§ TEXTO FORNECIDO
──────────

Dizia Amália Rodrigues, cantando Ary dos Santos, que “Alfama não cheira a fado”, mas a primeira noite do Santa Casa Alfama haveria de provar que tem mesmo “outra canção”. Marco Rodrigues foi o primeiro a prová-lo quando, entre a “Rosinha dos Limões” e o “Fado do Cobarde”, levou Diogo Piçarra para partilhar com ele o protagonismo de cantar “O Tempo” — uma canção cantada pelo primeiro, mas composta pelo segundo. A seguir ao abraço que os dois deram no final da música, Diogo Piçarra explicou porque é que tinha aceite participar naquele momento: “Aceito sempre o teu convite porque tenho sempre esperanças que me devolvas esta música. Mas hoje chegámos a bom porto”. E, neste caso, chegaram literalmente.

──────────

§ REGISTOS APRESENTADOS
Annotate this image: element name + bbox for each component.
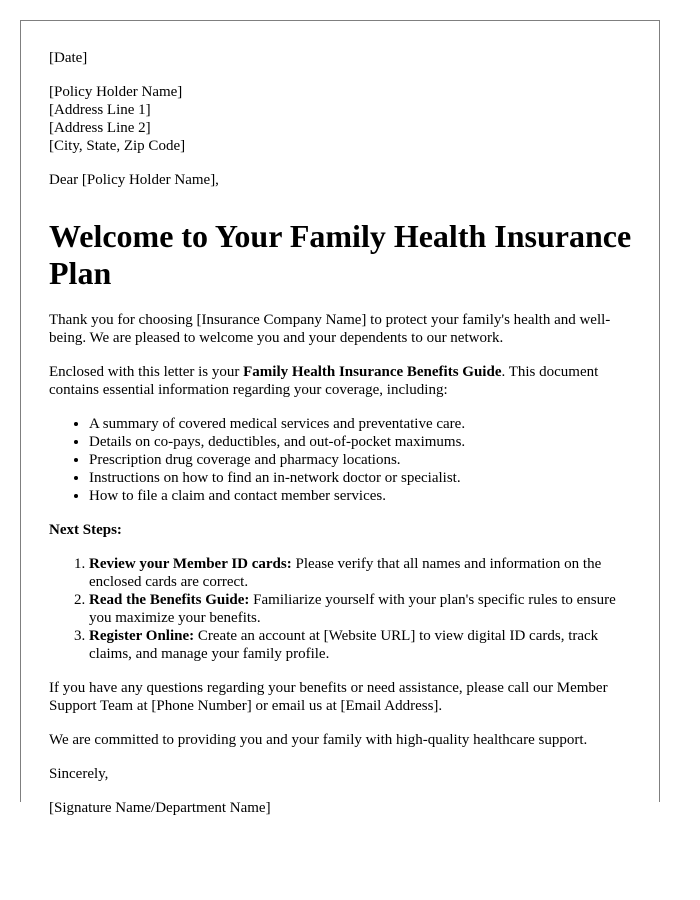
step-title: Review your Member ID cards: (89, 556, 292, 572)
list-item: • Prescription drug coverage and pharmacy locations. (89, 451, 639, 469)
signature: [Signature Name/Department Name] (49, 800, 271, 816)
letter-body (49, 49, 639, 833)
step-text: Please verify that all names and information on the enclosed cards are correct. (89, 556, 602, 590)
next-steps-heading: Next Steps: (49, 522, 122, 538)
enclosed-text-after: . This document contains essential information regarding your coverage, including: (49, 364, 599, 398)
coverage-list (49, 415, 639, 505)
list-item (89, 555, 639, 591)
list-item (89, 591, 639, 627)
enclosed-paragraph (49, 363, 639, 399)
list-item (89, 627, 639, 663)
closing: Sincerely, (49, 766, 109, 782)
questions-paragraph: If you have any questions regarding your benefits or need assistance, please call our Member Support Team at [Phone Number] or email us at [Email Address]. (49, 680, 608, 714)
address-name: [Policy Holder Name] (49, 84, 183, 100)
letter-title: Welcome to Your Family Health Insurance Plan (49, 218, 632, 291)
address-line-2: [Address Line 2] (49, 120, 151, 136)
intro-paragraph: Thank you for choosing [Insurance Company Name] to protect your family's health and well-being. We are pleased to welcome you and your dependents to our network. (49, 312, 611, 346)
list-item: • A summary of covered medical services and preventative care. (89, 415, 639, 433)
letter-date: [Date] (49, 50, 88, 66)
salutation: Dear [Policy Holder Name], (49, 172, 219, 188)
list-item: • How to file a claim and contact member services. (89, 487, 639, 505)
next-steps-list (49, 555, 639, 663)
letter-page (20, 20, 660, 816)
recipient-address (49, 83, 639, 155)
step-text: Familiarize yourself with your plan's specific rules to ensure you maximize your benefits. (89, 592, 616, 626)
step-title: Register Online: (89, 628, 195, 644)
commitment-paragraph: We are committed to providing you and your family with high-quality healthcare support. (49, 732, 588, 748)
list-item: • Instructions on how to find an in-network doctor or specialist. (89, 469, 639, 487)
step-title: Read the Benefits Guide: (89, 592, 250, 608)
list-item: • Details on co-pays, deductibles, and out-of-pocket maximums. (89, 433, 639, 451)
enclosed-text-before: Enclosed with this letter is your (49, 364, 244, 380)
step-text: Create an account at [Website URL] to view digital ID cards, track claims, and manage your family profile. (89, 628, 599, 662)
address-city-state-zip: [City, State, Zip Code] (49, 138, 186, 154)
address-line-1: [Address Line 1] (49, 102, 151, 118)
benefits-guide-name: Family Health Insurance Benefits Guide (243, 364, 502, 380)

──────────

§ INSTRUÇÕES
Transcreva na íntegra, sem qualquer alteração, o texto sobre a primeira noite do Santa Casa Alfama. Recorra unicamente ao texto.

§ RESOLUÇÃO COMPLETA
Dizia Amália Rodrigues, cantando Ary dos Santos, que “Alfama não cheira a fado”, mas a primeira noite do Santa Casa Alfama haveria de provar que tem mesmo “outra canção”. Marco Rodrigues foi o primeiro a prová-lo quando, entre a “Rosinha dos Limões” e o “Fado do Cobarde”, levou Diogo Piçarra para partilhar com ele o protagonismo de cantar “O Tempo” — uma canção cantada pelo primeiro, mas composta pelo segundo. A seguir ao abraço que os dois deram no final da música, Diogo Piçarra explicou porque é que tinha aceite participar naquele momento: “Aceito sempre o teu convite porque tenho sempre esperanças que me devolvas esta música. Mas hoje chegámos a bom porto”. E, neste caso, chegaram literalmente.